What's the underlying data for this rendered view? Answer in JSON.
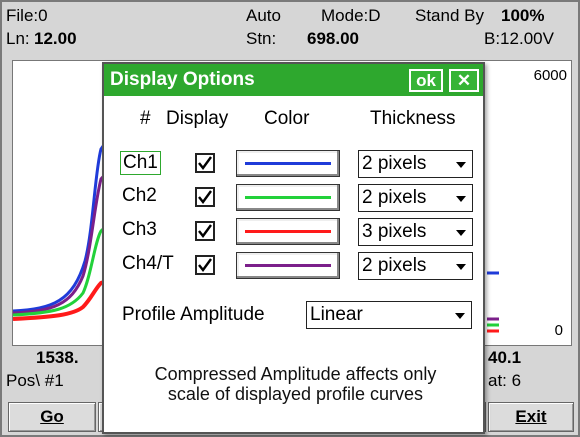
{
  "header": {
    "file_label": "File:0",
    "mode_auto": "Auto",
    "mode": "Mode:D",
    "standby": "Stand By",
    "battery": "100%",
    "ln_label": "Ln:",
    "ln_value": "12.00",
    "stn_label": "Stn:",
    "stn_value": "698.00",
    "voltage": "B:12.00V"
  },
  "plot": {
    "top_value": "6000",
    "bottom_value": "0",
    "trace_colors": [
      "#1f3bd9",
      "#7b1f8a",
      "#22d13a",
      "#ff1a1a"
    ]
  },
  "info": {
    "left_big": "1538.",
    "left_small": "Pos\\ #1",
    "right_big": "40.1",
    "right_small": "at: 6"
  },
  "buttons": {
    "go": "Go",
    "exit": "Exit"
  },
  "dialog": {
    "title": "Display Options",
    "ok": "ok",
    "close": "✕",
    "columns": {
      "num": "#",
      "display": "Display",
      "color": "Color",
      "thickness": "Thickness"
    },
    "channels": [
      {
        "label": "Ch1",
        "checked": true,
        "color": "#1f3bd9",
        "thickness": "2 pixels"
      },
      {
        "label": "Ch2",
        "checked": true,
        "color": "#22d13a",
        "thickness": "2 pixels"
      },
      {
        "label": "Ch3",
        "checked": true,
        "color": "#ff1a1a",
        "thickness": "3 pixels"
      },
      {
        "label": "Ch4/T",
        "checked": true,
        "color": "#7b1f8a",
        "thickness": "2 pixels"
      }
    ],
    "amplitude_label": "Profile Amplitude",
    "amplitude_value": "Linear",
    "note_line1": "Compressed Amplitude affects only",
    "note_line2": "scale of displayed profile curves"
  },
  "colors": {
    "title_bar": "#2ea82e",
    "background": "#d6d6d6"
  }
}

# Exercise objective
Retype each line of the listing above word for word. Exclude the pictures.

# Correct response
What's the underlying data for this rendered view? Answer in JSON.
{
  "header": {
    "file_label": "File:0",
    "mode_auto": "Auto",
    "mode": "Mode:D",
    "standby": "Stand By",
    "battery": "100%",
    "ln_label": "Ln:",
    "ln_value": "12.00",
    "stn_label": "Stn:",
    "stn_value": "698.00",
    "voltage": "B:12.00V"
  },
  "plot": {
    "top_value": "6000",
    "bottom_value": "0",
    "trace_colors": [
      "#1f3bd9",
      "#7b1f8a",
      "#22d13a",
      "#ff1a1a"
    ]
  },
  "info": {
    "left_big": "1538.",
    "left_small": "Pos\\ #1",
    "right_big": "40.1",
    "right_small": "at: 6"
  },
  "buttons": {
    "go": "Go",
    "exit": "Exit"
  },
  "dialog": {
    "title": "Display Options",
    "ok": "ok",
    "close": "✕",
    "columns": {
      "num": "#",
      "display": "Display",
      "color": "Color",
      "thickness": "Thickness"
    },
    "channels": [
      {
        "label": "Ch1",
        "checked": true,
        "color": "#1f3bd9",
        "thickness": "2 pixels"
      },
      {
        "label": "Ch2",
        "checked": true,
        "color": "#22d13a",
        "thickness": "2 pixels"
      },
      {
        "label": "Ch3",
        "checked": true,
        "color": "#ff1a1a",
        "thickness": "3 pixels"
      },
      {
        "label": "Ch4/T",
        "checked": true,
        "color": "#7b1f8a",
        "thickness": "2 pixels"
      }
    ],
    "amplitude_label": "Profile Amplitude",
    "amplitude_value": "Linear",
    "note_line1": "Compressed Amplitude affects only",
    "note_line2": "scale of displayed profile curves"
  },
  "colors": {
    "title_bar": "#2ea82e",
    "background": "#d6d6d6"
  }
}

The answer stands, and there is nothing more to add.